Request
Copy the data that follows exactly. Include no pictures.

(Dataset listings of figures)
══════════════════════════════
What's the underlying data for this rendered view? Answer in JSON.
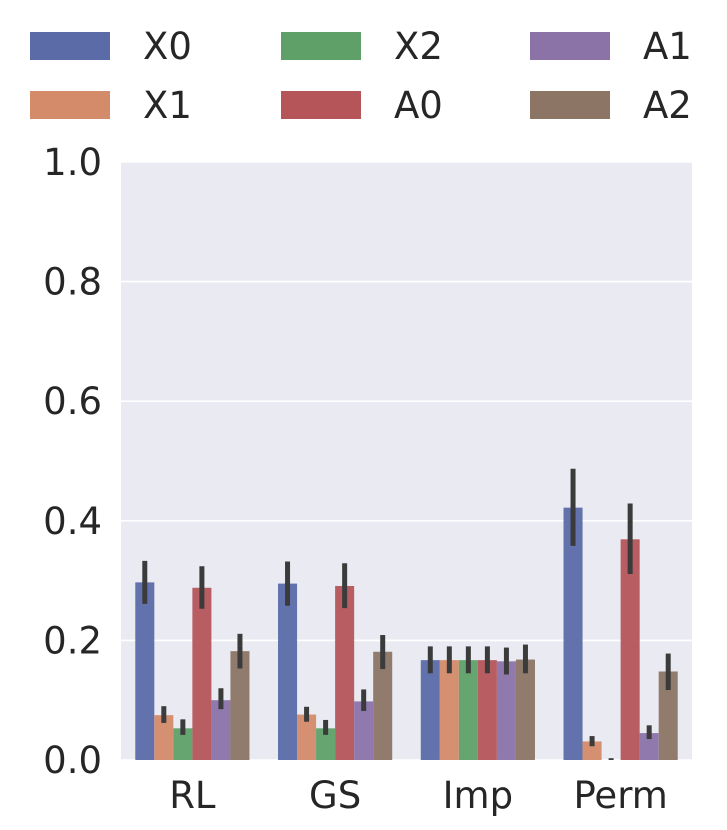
{
  "chart_data": {
    "type": "bar",
    "title": "",
    "xlabel": "",
    "ylabel": "",
    "categories": [
      "RL",
      "GS",
      "Imp",
      "Perm"
    ],
    "ylim": [
      0.0,
      1.0
    ],
    "yticks": [
      "0.0",
      "0.2",
      "0.4",
      "0.6",
      "0.8",
      "1.0"
    ],
    "grid": true,
    "legend_position": "top",
    "series": [
      {
        "name": "X0",
        "color": "#5a6ba8",
        "values": [
          0.297,
          0.295,
          0.167,
          0.422
        ],
        "err_low": [
          0.261,
          0.258,
          0.145,
          0.358
        ],
        "err_high": [
          0.333,
          0.332,
          0.19,
          0.487
        ]
      },
      {
        "name": "X1",
        "color": "#d48b6a",
        "values": [
          0.075,
          0.076,
          0.167,
          0.031
        ],
        "err_low": [
          0.062,
          0.064,
          0.145,
          0.023
        ],
        "err_high": [
          0.09,
          0.089,
          0.19,
          0.04
        ]
      },
      {
        "name": "X2",
        "color": "#5fa068",
        "values": [
          0.053,
          0.053,
          0.167,
          0.0
        ],
        "err_low": [
          0.042,
          0.042,
          0.145,
          0.0
        ],
        "err_high": [
          0.068,
          0.067,
          0.19,
          0.003
        ]
      },
      {
        "name": "A0",
        "color": "#b5555a",
        "values": [
          0.288,
          0.291,
          0.167,
          0.369
        ],
        "err_low": [
          0.253,
          0.254,
          0.145,
          0.311
        ],
        "err_high": [
          0.324,
          0.329,
          0.19,
          0.429
        ]
      },
      {
        "name": "A1",
        "color": "#8b73a8",
        "values": [
          0.1,
          0.098,
          0.165,
          0.045
        ],
        "err_low": [
          0.085,
          0.082,
          0.143,
          0.035
        ],
        "err_high": [
          0.12,
          0.118,
          0.188,
          0.058
        ]
      },
      {
        "name": "A2",
        "color": "#8c7565",
        "values": [
          0.182,
          0.181,
          0.168,
          0.148
        ],
        "err_low": [
          0.153,
          0.152,
          0.145,
          0.117
        ],
        "err_high": [
          0.211,
          0.209,
          0.193,
          0.178
        ]
      }
    ]
  }
}
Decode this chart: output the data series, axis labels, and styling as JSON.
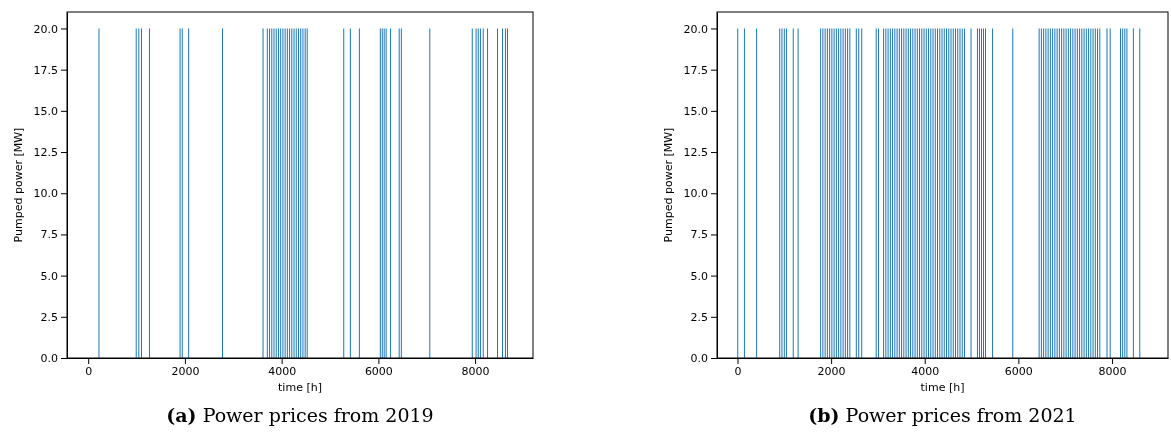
{
  "chart_data": [
    {
      "type": "bar",
      "title": "(a) Power prices from 2019",
      "xlabel": "time [h]",
      "ylabel": "Pumped power [MW]",
      "xlim": [
        -438,
        9197
      ],
      "ylim": [
        0,
        21
      ],
      "xticks": [
        0,
        2000,
        4000,
        6000,
        8000
      ],
      "yticks": [
        {
          "value": 0,
          "label": "0.0"
        },
        {
          "value": 2.5,
          "label": "2.5"
        },
        {
          "value": 5,
          "label": "5.0"
        },
        {
          "value": 7.5,
          "label": "7.5"
        },
        {
          "value": 10,
          "label": "10.0"
        },
        {
          "value": 12.5,
          "label": "12.5"
        },
        {
          "value": 15,
          "label": "15.0"
        },
        {
          "value": 17.5,
          "label": "17.5"
        },
        {
          "value": 20,
          "label": "20.0"
        }
      ],
      "series": [
        {
          "color": "#1f77b4",
          "x": [
            223,
            993,
            1047,
            1102,
            1267,
            1900,
            1945,
            2077,
            2777,
            3615,
            3704,
            3750,
            3796,
            3842,
            3888,
            3934,
            3980,
            4026,
            4072,
            4118,
            4164,
            4210,
            4256,
            4302,
            4348,
            4394,
            4440,
            4486,
            4528,
            5284,
            5421,
            5607,
            6040,
            6080,
            6120,
            6160,
            6252,
            6430,
            6475,
            7063,
            7941,
            8020,
            8065,
            8110,
            8168,
            8257,
            8463,
            8566,
            8627,
            8669
          ],
          "values": [
            20,
            20,
            20,
            20,
            20,
            20,
            20,
            20,
            20,
            20,
            20,
            20,
            20,
            20,
            20,
            20,
            20,
            20,
            20,
            20,
            20,
            20,
            20,
            20,
            20,
            20,
            20,
            20,
            20,
            20,
            20,
            20,
            20,
            20,
            20,
            20,
            20,
            20,
            20,
            20,
            20,
            20,
            20,
            20,
            20,
            20,
            20,
            20,
            20,
            20
          ]
        }
      ]
    },
    {
      "type": "bar",
      "title": "(b) Power prices from 2021",
      "xlabel": "time [h]",
      "ylabel": "Pumped power [MW]",
      "xlim": [
        -438,
        9197
      ],
      "ylim": [
        0,
        21
      ],
      "xticks": [
        0,
        2000,
        4000,
        6000,
        8000
      ],
      "yticks": [
        {
          "value": 0,
          "label": "0.0"
        },
        {
          "value": 2.5,
          "label": "2.5"
        },
        {
          "value": 5,
          "label": "5.0"
        },
        {
          "value": 7.5,
          "label": "7.5"
        },
        {
          "value": 10,
          "label": "10.0"
        },
        {
          "value": 12.5,
          "label": "12.5"
        },
        {
          "value": 15,
          "label": "15.0"
        },
        {
          "value": 17.5,
          "label": "17.5"
        },
        {
          "value": 20,
          "label": "20.0"
        }
      ],
      "series": [
        {
          "color": "#1f77b4",
          "x": [
            5,
            148,
            408,
            902,
            950,
            1000,
            1045,
            1191,
            1294,
            1776,
            1824,
            1872,
            1920,
            1968,
            2016,
            2064,
            2112,
            2160,
            2208,
            2256,
            2304,
            2352,
            2400,
            2538,
            2590,
            2654,
            2963,
            3012,
            3121,
            3169,
            3217,
            3265,
            3313,
            3361,
            3409,
            3457,
            3505,
            3553,
            3601,
            3649,
            3697,
            3745,
            3793,
            3841,
            3889,
            3937,
            3985,
            4033,
            4081,
            4129,
            4177,
            4225,
            4273,
            4321,
            4369,
            4417,
            4465,
            4513,
            4561,
            4609,
            4657,
            4705,
            4753,
            4801,
            4849,
            4989,
            5126,
            5169,
            5212,
            5255,
            5298,
            5449,
            5881,
            6444,
            6492,
            6540,
            6588,
            6636,
            6684,
            6732,
            6780,
            6828,
            6876,
            6924,
            6972,
            7020,
            7068,
            7116,
            7164,
            7212,
            7260,
            7308,
            7356,
            7404,
            7452,
            7500,
            7548,
            7596,
            7644,
            7692,
            7740,
            7894,
            7962,
            8182,
            8228,
            8274,
            8319,
            8457,
            8594
          ],
          "values": [
            20,
            20,
            20,
            20,
            20,
            20,
            20,
            20,
            20,
            20,
            20,
            20,
            20,
            20,
            20,
            20,
            20,
            20,
            20,
            20,
            20,
            20,
            20,
            20,
            20,
            20,
            20,
            20,
            20,
            20,
            20,
            20,
            20,
            20,
            20,
            20,
            20,
            20,
            20,
            20,
            20,
            20,
            20,
            20,
            20,
            20,
            20,
            20,
            20,
            20,
            20,
            20,
            20,
            20,
            20,
            20,
            20,
            20,
            20,
            20,
            20,
            20,
            20,
            20,
            20,
            20,
            20,
            20,
            20,
            20,
            20,
            20,
            20,
            20,
            20,
            20,
            20,
            20,
            20,
            20,
            20,
            20,
            20,
            20,
            20,
            20,
            20,
            20,
            20,
            20,
            20,
            20,
            20,
            20,
            20,
            20,
            20,
            20,
            20,
            20,
            20,
            20,
            20,
            20,
            20,
            20,
            20,
            20,
            20
          ]
        }
      ]
    }
  ]
}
══════════════════════════════
Result of the task
What's the underlying data for this rendered view? Answer in JSON.
{
  "chart_data": {
    "type": "bar",
    "title": "",
    "xlabel": "",
    "ylabel": "",
    "categories": [
      "RL",
      "GS",
      "Imp",
      "Perm"
    ],
    "ylim": [
      0.0,
      1.0
    ],
    "yticks": [
      "0.0",
      "0.2",
      "0.4",
      "0.6",
      "0.8",
      "1.0"
    ],
    "grid": true,
    "legend_position": "top",
    "series": [
      {
        "name": "X0",
        "color": "#5a6ba8",
        "values": [
          0.297,
          0.295,
          0.167,
          0.422
        ],
        "err_low": [
          0.261,
          0.258,
          0.145,
          0.358
        ],
        "err_high": [
          0.333,
          0.332,
          0.19,
          0.487
        ]
      },
      {
        "name": "X1",
        "color": "#d48b6a",
        "values": [
          0.075,
          0.076,
          0.167,
          0.031
        ],
        "err_low": [
          0.062,
          0.064,
          0.145,
          0.023
        ],
        "err_high": [
          0.09,
          0.089,
          0.19,
          0.04
        ]
      },
      {
        "name": "X2",
        "color": "#5fa068",
        "values": [
          0.053,
          0.053,
          0.167,
          0.0
        ],
        "err_low": [
          0.042,
          0.042,
          0.145,
          0.0
        ],
        "err_high": [
          0.068,
          0.067,
          0.19,
          0.003
        ]
      },
      {
        "name": "A0",
        "color": "#b5555a",
        "values": [
          0.288,
          0.291,
          0.167,
          0.369
        ],
        "err_low": [
          0.253,
          0.254,
          0.145,
          0.311
        ],
        "err_high": [
          0.324,
          0.329,
          0.19,
          0.429
        ]
      },
      {
        "name": "A1",
        "color": "#8b73a8",
        "values": [
          0.1,
          0.098,
          0.165,
          0.045
        ],
        "err_low": [
          0.085,
          0.082,
          0.143,
          0.035
        ],
        "err_high": [
          0.12,
          0.118,
          0.188,
          0.058
        ]
      },
      {
        "name": "A2",
        "color": "#8c7565",
        "values": [
          0.182,
          0.181,
          0.168,
          0.148
        ],
        "err_low": [
          0.153,
          0.152,
          0.145,
          0.117
        ],
        "err_high": [
          0.211,
          0.209,
          0.193,
          0.178
        ]
      }
    ]
  }
}
Decode this chart: output the data series, axis labels, and styling as JSON.
{
  "chart_data": [
    {
      "type": "bar",
      "title": "(a) Power prices from 2019",
      "xlabel": "time [h]",
      "ylabel": "Pumped power [MW]",
      "xlim": [
        -438,
        9197
      ],
      "ylim": [
        0,
        21
      ],
      "xticks": [
        0,
        2000,
        4000,
        6000,
        8000
      ],
      "yticks": [
        {
          "value": 0,
          "label": "0.0"
        },
        {
          "value": 2.5,
          "label": "2.5"
        },
        {
          "value": 5,
          "label": "5.0"
        },
        {
          "value": 7.5,
          "label": "7.5"
        },
        {
          "value": 10,
          "label": "10.0"
        },
        {
          "value": 12.5,
          "label": "12.5"
        },
        {
          "value": 15,
          "label": "15.0"
        },
        {
          "value": 17.5,
          "label": "17.5"
        },
        {
          "value": 20,
          "label": "20.0"
        }
      ],
      "series": [
        {
          "color": "#1f77b4",
          "x": [
            223,
            993,
            1047,
            1102,
            1267,
            1900,
            1945,
            2077,
            2777,
            3615,
            3704,
            3750,
            3796,
            3842,
            3888,
            3934,
            3980,
            4026,
            4072,
            4118,
            4164,
            4210,
            4256,
            4302,
            4348,
            4394,
            4440,
            4486,
            4528,
            5284,
            5421,
            5607,
            6040,
            6080,
            6120,
            6160,
            6252,
            6430,
            6475,
            7063,
            7941,
            8020,
            8065,
            8110,
            8168,
            8257,
            8463,
            8566,
            8627,
            8669
          ],
          "values": [
            20,
            20,
            20,
            20,
            20,
            20,
            20,
            20,
            20,
            20,
            20,
            20,
            20,
            20,
            20,
            20,
            20,
            20,
            20,
            20,
            20,
            20,
            20,
            20,
            20,
            20,
            20,
            20,
            20,
            20,
            20,
            20,
            20,
            20,
            20,
            20,
            20,
            20,
            20,
            20,
            20,
            20,
            20,
            20,
            20,
            20,
            20,
            20,
            20,
            20
          ]
        }
      ]
    },
    {
      "type": "bar",
      "title": "(b) Power prices from 2021",
      "xlabel": "time [h]",
      "ylabel": "Pumped power [MW]",
      "xlim": [
        -438,
        9197
      ],
      "ylim": [
        0,
        21
      ],
      "xticks": [
        0,
        2000,
        4000,
        6000,
        8000
      ],
      "yticks": [
        {
          "value": 0,
          "label": "0.0"
        },
        {
          "value": 2.5,
          "label": "2.5"
        },
        {
          "value": 5,
          "label": "5.0"
        },
        {
          "value": 7.5,
          "label": "7.5"
        },
        {
          "value": 10,
          "label": "10.0"
        },
        {
          "value": 12.5,
          "label": "12.5"
        },
        {
          "value": 15,
          "label": "15.0"
        },
        {
          "value": 17.5,
          "label": "17.5"
        },
        {
          "value": 20,
          "label": "20.0"
        }
      ],
      "series": [
        {
          "color": "#1f77b4",
          "x": [
            5,
            148,
            408,
            902,
            950,
            1000,
            1045,
            1191,
            1294,
            1776,
            1824,
            1872,
            1920,
            1968,
            2016,
            2064,
            2112,
            2160,
            2208,
            2256,
            2304,
            2352,
            2400,
            2538,
            2590,
            2654,
            2963,
            3012,
            3121,
            3169,
            3217,
            3265,
            3313,
            3361,
            3409,
            3457,
            3505,
            3553,
            3601,
            3649,
            3697,
            3745,
            3793,
            3841,
            3889,
            3937,
            3985,
            4033,
            4081,
            4129,
            4177,
            4225,
            4273,
            4321,
            4369,
            4417,
            4465,
            4513,
            4561,
            4609,
            4657,
            4705,
            4753,
            4801,
            4849,
            4989,
            5126,
            5169,
            5212,
            5255,
            5298,
            5449,
            5881,
            6444,
            6492,
            6540,
            6588,
            6636,
            6684,
            6732,
            6780,
            6828,
            6876,
            6924,
            6972,
            7020,
            7068,
            7116,
            7164,
            7212,
            7260,
            7308,
            7356,
            7404,
            7452,
            7500,
            7548,
            7596,
            7644,
            7692,
            7740,
            7894,
            7962,
            8182,
            8228,
            8274,
            8319,
            8457,
            8594
          ],
          "values": [
            20,
            20,
            20,
            20,
            20,
            20,
            20,
            20,
            20,
            20,
            20,
            20,
            20,
            20,
            20,
            20,
            20,
            20,
            20,
            20,
            20,
            20,
            20,
            20,
            20,
            20,
            20,
            20,
            20,
            20,
            20,
            20,
            20,
            20,
            20,
            20,
            20,
            20,
            20,
            20,
            20,
            20,
            20,
            20,
            20,
            20,
            20,
            20,
            20,
            20,
            20,
            20,
            20,
            20,
            20,
            20,
            20,
            20,
            20,
            20,
            20,
            20,
            20,
            20,
            20,
            20,
            20,
            20,
            20,
            20,
            20,
            20,
            20,
            20,
            20,
            20,
            20,
            20,
            20,
            20,
            20,
            20,
            20,
            20,
            20,
            20,
            20,
            20,
            20,
            20,
            20,
            20,
            20,
            20,
            20,
            20,
            20,
            20,
            20,
            20,
            20,
            20,
            20,
            20,
            20,
            20,
            20,
            20,
            20
          ]
        }
      ]
    }
  ]
}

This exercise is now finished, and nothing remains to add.